* Begin Excerpted records *
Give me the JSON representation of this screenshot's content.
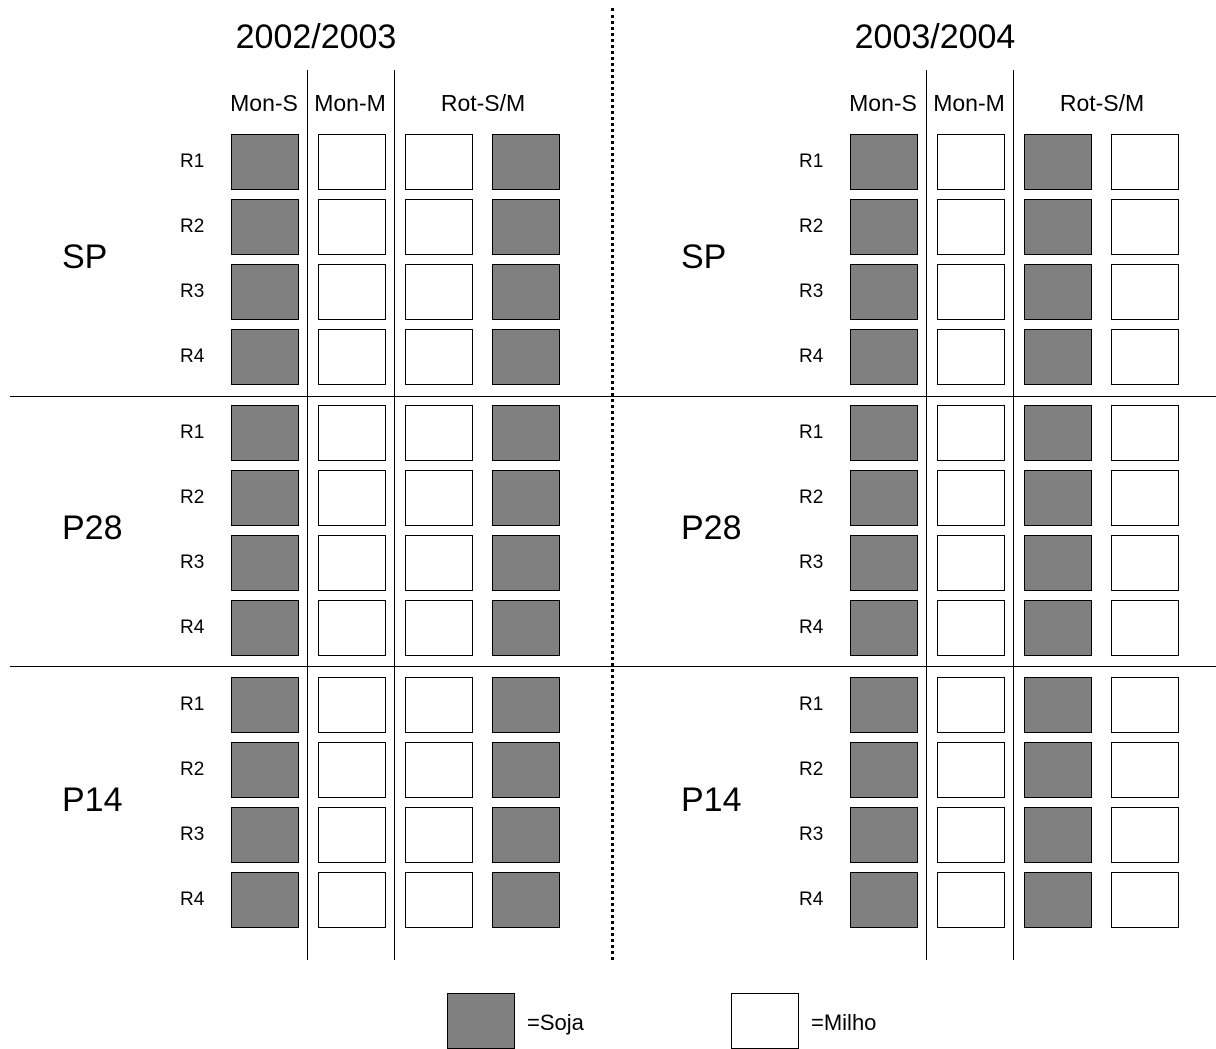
{
  "colors": {
    "soja": "#808080",
    "milho": "#ffffff",
    "line": "#000000"
  },
  "panels": [
    {
      "year": "2002/2003",
      "col_headers": [
        "Mon-S",
        "Mon-M",
        "Rot-S/M"
      ],
      "systems": [
        {
          "name": "SP",
          "reps": [
            "R1",
            "R2",
            "R3",
            "R4"
          ]
        },
        {
          "name": "P28",
          "reps": [
            "R1",
            "R2",
            "R3",
            "R4"
          ]
        },
        {
          "name": "P14",
          "reps": [
            "R1",
            "R2",
            "R3",
            "R4"
          ]
        }
      ],
      "crops": [
        "soja",
        "milho",
        "milho",
        "soja"
      ]
    },
    {
      "year": "2003/2004",
      "col_headers": [
        "Mon-S",
        "Mon-M",
        "Rot-S/M"
      ],
      "systems": [
        {
          "name": "SP",
          "reps": [
            "R1",
            "R2",
            "R3",
            "R4"
          ]
        },
        {
          "name": "P28",
          "reps": [
            "R1",
            "R2",
            "R3",
            "R4"
          ]
        },
        {
          "name": "P14",
          "reps": [
            "R1",
            "R2",
            "R3",
            "R4"
          ]
        }
      ],
      "crops": [
        "soja",
        "milho",
        "soja",
        "milho"
      ]
    }
  ],
  "legend": [
    {
      "crop": "soja",
      "label": "=Soja"
    },
    {
      "crop": "milho",
      "label": "=Milho"
    }
  ]
}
* End Excerpted records *
Prompt :: Your copy should hold every record word for word and none of the pictures.

Output for this task ::
Give me the JSON representation of this screenshot's content.
{
  "colors": {
    "soja": "#808080",
    "milho": "#ffffff",
    "line": "#000000"
  },
  "panels": [
    {
      "year": "2002/2003",
      "col_headers": [
        "Mon-S",
        "Mon-M",
        "Rot-S/M"
      ],
      "systems": [
        {
          "name": "SP",
          "reps": [
            "R1",
            "R2",
            "R3",
            "R4"
          ]
        },
        {
          "name": "P28",
          "reps": [
            "R1",
            "R2",
            "R3",
            "R4"
          ]
        },
        {
          "name": "P14",
          "reps": [
            "R1",
            "R2",
            "R3",
            "R4"
          ]
        }
      ],
      "crops": [
        "soja",
        "milho",
        "milho",
        "soja"
      ]
    },
    {
      "year": "2003/2004",
      "col_headers": [
        "Mon-S",
        "Mon-M",
        "Rot-S/M"
      ],
      "systems": [
        {
          "name": "SP",
          "reps": [
            "R1",
            "R2",
            "R3",
            "R4"
          ]
        },
        {
          "name": "P28",
          "reps": [
            "R1",
            "R2",
            "R3",
            "R4"
          ]
        },
        {
          "name": "P14",
          "reps": [
            "R1",
            "R2",
            "R3",
            "R4"
          ]
        }
      ],
      "crops": [
        "soja",
        "milho",
        "soja",
        "milho"
      ]
    }
  ],
  "legend": [
    {
      "crop": "soja",
      "label": "=Soja"
    },
    {
      "crop": "milho",
      "label": "=Milho"
    }
  ]
}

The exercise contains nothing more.